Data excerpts
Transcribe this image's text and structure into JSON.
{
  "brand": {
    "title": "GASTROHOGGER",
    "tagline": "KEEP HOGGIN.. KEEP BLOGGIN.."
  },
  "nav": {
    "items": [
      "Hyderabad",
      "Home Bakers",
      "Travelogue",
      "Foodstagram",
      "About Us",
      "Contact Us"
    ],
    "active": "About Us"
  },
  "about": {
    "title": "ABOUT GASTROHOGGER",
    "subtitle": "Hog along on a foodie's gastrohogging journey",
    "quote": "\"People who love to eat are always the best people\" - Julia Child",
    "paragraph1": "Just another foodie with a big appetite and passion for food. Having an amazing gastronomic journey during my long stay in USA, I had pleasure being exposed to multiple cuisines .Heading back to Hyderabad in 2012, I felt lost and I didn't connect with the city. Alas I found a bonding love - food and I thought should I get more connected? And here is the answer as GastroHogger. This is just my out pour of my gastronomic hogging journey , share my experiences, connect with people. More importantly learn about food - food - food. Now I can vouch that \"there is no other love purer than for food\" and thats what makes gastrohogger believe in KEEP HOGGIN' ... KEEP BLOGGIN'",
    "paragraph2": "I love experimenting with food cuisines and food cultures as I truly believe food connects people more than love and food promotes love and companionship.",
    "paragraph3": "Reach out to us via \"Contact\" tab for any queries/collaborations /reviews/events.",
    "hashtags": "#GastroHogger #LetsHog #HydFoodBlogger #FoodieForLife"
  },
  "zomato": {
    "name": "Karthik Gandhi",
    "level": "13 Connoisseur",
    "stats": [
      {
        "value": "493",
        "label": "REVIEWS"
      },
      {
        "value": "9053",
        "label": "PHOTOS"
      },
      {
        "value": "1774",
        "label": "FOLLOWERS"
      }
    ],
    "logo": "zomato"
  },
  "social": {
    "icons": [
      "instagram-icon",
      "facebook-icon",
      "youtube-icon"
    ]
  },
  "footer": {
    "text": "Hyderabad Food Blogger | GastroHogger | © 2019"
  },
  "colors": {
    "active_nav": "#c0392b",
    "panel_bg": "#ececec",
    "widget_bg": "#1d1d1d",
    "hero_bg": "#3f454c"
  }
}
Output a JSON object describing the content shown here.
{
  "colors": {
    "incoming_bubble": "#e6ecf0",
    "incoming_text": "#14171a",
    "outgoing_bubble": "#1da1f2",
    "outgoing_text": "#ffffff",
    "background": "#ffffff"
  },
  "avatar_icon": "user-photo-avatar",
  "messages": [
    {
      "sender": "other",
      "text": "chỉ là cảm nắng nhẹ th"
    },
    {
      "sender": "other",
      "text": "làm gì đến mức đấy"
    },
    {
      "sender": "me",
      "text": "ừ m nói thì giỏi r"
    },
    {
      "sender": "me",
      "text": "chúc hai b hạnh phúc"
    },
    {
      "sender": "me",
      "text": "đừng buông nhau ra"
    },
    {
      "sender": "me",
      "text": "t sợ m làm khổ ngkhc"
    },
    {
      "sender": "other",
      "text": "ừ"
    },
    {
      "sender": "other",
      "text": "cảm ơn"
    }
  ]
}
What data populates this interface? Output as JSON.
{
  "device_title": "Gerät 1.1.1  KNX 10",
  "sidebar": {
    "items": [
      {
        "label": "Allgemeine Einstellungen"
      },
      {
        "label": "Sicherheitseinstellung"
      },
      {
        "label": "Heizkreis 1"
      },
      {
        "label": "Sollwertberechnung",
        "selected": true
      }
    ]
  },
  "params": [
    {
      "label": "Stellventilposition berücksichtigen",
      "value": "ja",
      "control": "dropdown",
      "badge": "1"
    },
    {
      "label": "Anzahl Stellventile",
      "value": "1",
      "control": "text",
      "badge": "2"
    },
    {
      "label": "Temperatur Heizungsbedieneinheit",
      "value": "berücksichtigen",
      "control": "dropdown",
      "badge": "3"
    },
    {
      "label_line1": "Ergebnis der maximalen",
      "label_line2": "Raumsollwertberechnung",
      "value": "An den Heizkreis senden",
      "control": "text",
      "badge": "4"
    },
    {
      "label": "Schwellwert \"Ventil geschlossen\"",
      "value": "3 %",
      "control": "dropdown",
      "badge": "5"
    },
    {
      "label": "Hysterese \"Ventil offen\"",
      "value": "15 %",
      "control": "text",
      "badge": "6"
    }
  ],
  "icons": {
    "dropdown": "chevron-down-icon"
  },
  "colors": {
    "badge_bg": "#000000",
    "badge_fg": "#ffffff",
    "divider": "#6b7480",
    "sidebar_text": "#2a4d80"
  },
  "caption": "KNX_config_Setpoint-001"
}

Task to carry out: Make a verbatim copy of every entry shown above.

Correct result:
Transcribe this image's text and structure into JSON.
{
  "brand": {
    "title": "GASTROHOGGER",
    "tagline": "KEEP HOGGIN.. KEEP BLOGGIN.."
  },
  "nav": {
    "items": [
      "Hyderabad",
      "Home Bakers",
      "Travelogue",
      "Foodstagram",
      "About Us",
      "Contact Us"
    ],
    "active": "About Us"
  },
  "about": {
    "title": "ABOUT GASTROHOGGER",
    "subtitle": "Hog along on a foodie's gastrohogging journey",
    "quote": "\"People who love to eat are always the best people\" - Julia Child",
    "paragraph1": "Just another foodie with a big appetite and passion for food. Having an amazing gastronomic journey during my long stay in USA, I had pleasure being exposed to multiple cuisines .Heading back to Hyderabad in 2012, I felt lost and I didn't connect with the city. Alas I found a bonding love - food and I thought should I get more connected? And here is the answer as GastroHogger. This is just my out pour of my gastronomic hogging journey , share my experiences, connect with people. More importantly learn about food - food - food. Now I can vouch that \"there is no other love purer than for food\" and thats what makes gastrohogger believe in KEEP HOGGIN' ... KEEP BLOGGIN'",
    "paragraph2": "I love experimenting with food cuisines and food cultures as I truly believe food connects people more than love and food promotes love and companionship.",
    "paragraph3": "Reach out to us via \"Contact\" tab for any queries/collaborations /reviews/events.",
    "hashtags": "#GastroHogger #LetsHog #HydFoodBlogger #FoodieForLife"
  },
  "zomato": {
    "name": "Karthik Gandhi",
    "level": "13 Connoisseur",
    "stats": [
      {
        "value": "493",
        "label": "REVIEWS"
      },
      {
        "value": "9053",
        "label": "PHOTOS"
      },
      {
        "value": "1774",
        "label": "FOLLOWERS"
      }
    ],
    "logo": "zomato"
  },
  "social": {
    "icons": [
      "instagram-icon",
      "facebook-icon",
      "youtube-icon"
    ]
  },
  "footer": {
    "text": "Hyderabad Food Blogger | GastroHogger | © 2019"
  },
  "colors": {
    "active_nav": "#c0392b",
    "panel_bg": "#ececec",
    "widget_bg": "#1d1d1d",
    "hero_bg": "#3f454c"
  }
}
Output a JSON object describing the content shown here.
{
  "colors": {
    "incoming_bubble": "#e6ecf0",
    "incoming_text": "#14171a",
    "outgoing_bubble": "#1da1f2",
    "outgoing_text": "#ffffff",
    "background": "#ffffff"
  },
  "avatar_icon": "user-photo-avatar",
  "messages": [
    {
      "sender": "other",
      "text": "chỉ là cảm nắng nhẹ th"
    },
    {
      "sender": "other",
      "text": "làm gì đến mức đấy"
    },
    {
      "sender": "me",
      "text": "ừ m nói thì giỏi r"
    },
    {
      "sender": "me",
      "text": "chúc hai b hạnh phúc"
    },
    {
      "sender": "me",
      "text": "đừng buông nhau ra"
    },
    {
      "sender": "me",
      "text": "t sợ m làm khổ ngkhc"
    },
    {
      "sender": "other",
      "text": "ừ"
    },
    {
      "sender": "other",
      "text": "cảm ơn"
    }
  ]
}
What data populates this interface? Output as JSON.
{
  "device_title": "Gerät 1.1.1  KNX 10",
  "sidebar": {
    "items": [
      {
        "label": "Allgemeine Einstellungen"
      },
      {
        "label": "Sicherheitseinstellung"
      },
      {
        "label": "Heizkreis 1"
      },
      {
        "label": "Sollwertberechnung",
        "selected": true
      }
    ]
  },
  "params": [
    {
      "label": "Stellventilposition berücksichtigen",
      "value": "ja",
      "control": "dropdown",
      "badge": "1"
    },
    {
      "label": "Anzahl Stellventile",
      "value": "1",
      "control": "text",
      "badge": "2"
    },
    {
      "label": "Temperatur Heizungsbedieneinheit",
      "value": "berücksichtigen",
      "control": "dropdown",
      "badge": "3"
    },
    {
      "label_line1": "Ergebnis der maximalen",
      "label_line2": "Raumsollwertberechnung",
      "value": "An den Heizkreis senden",
      "control": "text",
      "badge": "4"
    },
    {
      "label": "Schwellwert \"Ventil geschlossen\"",
      "value": "3 %",
      "control": "dropdown",
      "badge": "5"
    },
    {
      "label": "Hysterese \"Ventil offen\"",
      "value": "15 %",
      "control": "text",
      "badge": "6"
    }
  ],
  "icons": {
    "dropdown": "chevron-down-icon"
  },
  "colors": {
    "badge_bg": "#000000",
    "badge_fg": "#ffffff",
    "divider": "#6b7480",
    "sidebar_text": "#2a4d80"
  },
  "caption": "KNX_config_Setpoint-001"
}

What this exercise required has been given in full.